==== Material for the task

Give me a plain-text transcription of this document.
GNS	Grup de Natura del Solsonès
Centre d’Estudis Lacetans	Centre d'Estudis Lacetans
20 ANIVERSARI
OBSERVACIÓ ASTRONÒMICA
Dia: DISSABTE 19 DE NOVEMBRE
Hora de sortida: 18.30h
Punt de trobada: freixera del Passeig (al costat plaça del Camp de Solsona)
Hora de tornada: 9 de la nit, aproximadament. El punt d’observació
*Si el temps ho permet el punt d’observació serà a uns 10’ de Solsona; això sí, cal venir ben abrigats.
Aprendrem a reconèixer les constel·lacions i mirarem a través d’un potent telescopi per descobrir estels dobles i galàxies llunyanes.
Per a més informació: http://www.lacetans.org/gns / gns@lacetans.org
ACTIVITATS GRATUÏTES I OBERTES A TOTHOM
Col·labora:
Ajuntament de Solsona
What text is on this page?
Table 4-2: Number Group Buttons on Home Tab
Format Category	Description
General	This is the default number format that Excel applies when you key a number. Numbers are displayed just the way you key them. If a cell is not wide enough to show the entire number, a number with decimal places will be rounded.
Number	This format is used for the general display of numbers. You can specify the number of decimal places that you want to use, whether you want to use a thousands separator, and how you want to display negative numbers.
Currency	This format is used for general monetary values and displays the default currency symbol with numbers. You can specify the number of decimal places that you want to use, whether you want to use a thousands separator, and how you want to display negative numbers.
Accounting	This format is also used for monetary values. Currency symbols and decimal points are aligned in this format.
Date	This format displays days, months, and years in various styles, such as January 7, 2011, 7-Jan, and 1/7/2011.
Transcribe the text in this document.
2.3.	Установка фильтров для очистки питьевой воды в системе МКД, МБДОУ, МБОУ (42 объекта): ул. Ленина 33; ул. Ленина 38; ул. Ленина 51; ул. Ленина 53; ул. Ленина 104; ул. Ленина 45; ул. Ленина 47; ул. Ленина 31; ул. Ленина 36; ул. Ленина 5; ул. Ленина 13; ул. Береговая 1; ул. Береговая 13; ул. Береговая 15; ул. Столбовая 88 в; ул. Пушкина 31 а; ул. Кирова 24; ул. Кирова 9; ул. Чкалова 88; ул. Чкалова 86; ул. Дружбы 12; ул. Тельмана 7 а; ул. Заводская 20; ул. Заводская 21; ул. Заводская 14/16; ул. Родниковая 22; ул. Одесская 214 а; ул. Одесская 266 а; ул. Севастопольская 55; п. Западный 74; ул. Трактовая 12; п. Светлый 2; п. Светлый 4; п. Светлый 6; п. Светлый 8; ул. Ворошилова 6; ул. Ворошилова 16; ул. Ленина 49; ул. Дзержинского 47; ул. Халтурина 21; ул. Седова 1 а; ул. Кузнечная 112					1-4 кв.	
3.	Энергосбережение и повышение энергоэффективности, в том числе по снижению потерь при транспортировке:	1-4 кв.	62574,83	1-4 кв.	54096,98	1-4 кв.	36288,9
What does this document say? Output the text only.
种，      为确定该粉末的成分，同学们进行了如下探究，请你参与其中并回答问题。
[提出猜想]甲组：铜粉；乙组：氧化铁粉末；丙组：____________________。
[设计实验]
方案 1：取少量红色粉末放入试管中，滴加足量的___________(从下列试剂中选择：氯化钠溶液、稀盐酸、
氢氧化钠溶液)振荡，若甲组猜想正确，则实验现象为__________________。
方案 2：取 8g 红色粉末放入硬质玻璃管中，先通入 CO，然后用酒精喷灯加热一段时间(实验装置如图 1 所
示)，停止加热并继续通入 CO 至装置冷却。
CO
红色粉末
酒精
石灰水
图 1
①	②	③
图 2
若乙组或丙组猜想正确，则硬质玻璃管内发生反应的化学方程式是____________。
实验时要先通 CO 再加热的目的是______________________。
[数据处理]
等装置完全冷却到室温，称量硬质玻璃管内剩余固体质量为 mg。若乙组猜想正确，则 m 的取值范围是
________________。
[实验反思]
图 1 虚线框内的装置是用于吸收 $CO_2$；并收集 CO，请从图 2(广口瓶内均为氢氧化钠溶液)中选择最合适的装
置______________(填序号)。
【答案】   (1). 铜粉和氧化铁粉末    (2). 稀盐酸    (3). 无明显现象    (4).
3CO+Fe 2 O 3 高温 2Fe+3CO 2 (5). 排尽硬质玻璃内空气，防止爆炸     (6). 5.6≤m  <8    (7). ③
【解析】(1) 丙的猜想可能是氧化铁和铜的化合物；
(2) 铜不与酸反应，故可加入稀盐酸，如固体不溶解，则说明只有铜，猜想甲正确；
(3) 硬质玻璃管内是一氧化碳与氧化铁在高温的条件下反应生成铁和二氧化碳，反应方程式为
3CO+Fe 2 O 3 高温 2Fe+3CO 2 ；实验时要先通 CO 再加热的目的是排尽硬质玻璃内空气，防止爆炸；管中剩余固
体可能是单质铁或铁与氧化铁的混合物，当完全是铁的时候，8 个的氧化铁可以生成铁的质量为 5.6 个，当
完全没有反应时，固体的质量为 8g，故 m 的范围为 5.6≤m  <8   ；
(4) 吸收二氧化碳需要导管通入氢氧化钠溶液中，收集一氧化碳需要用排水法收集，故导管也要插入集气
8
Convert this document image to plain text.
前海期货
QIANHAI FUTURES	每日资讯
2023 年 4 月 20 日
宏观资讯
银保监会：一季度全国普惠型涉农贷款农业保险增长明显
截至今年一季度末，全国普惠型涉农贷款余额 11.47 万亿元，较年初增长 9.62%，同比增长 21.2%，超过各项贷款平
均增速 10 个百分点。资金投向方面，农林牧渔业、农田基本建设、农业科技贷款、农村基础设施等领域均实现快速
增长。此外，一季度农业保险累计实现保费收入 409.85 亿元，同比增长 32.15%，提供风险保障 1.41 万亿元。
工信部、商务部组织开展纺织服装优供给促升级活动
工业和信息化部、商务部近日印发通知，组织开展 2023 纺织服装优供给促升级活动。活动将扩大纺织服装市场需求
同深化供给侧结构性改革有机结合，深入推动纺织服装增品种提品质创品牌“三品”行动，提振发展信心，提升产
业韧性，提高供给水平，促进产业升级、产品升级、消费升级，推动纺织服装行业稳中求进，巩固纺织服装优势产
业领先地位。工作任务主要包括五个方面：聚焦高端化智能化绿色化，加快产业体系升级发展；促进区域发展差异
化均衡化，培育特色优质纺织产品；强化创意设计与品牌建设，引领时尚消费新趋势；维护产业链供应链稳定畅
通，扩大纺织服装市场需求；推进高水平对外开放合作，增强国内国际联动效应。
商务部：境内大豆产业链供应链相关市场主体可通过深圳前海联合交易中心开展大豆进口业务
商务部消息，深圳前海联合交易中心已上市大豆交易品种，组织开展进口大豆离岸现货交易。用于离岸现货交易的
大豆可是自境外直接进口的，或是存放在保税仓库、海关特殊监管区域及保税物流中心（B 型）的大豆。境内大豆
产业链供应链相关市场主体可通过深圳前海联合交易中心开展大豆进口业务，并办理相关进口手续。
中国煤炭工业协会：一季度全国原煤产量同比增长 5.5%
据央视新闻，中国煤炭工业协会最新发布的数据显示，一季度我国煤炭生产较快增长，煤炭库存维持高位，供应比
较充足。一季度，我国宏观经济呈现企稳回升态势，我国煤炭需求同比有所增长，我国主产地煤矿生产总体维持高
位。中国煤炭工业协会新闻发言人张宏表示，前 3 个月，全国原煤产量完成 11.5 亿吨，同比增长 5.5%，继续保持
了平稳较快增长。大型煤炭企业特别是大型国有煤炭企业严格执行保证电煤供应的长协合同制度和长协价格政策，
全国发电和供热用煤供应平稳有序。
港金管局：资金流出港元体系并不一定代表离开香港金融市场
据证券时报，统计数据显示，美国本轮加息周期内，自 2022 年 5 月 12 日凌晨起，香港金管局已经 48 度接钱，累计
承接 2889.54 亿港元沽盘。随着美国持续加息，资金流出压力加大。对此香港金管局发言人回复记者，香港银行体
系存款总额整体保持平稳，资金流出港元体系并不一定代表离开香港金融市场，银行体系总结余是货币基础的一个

========

▶ **To do**
Return each full line of the entries that contains the word "防止爆炸".

▶ **Solution to the problem**
3CO+Fe 2 O 3 高温 2Fe+3CO 2 (5). 排尽硬质玻璃内空气，防止爆炸     (6). 5.6≤m  <8    (7). ③
3CO+Fe 2 O 3 高温 2Fe+3CO 2 ；实验时要先通 CO 再加热的目的是排尽硬质玻璃内空气，防止爆炸；管中剩余固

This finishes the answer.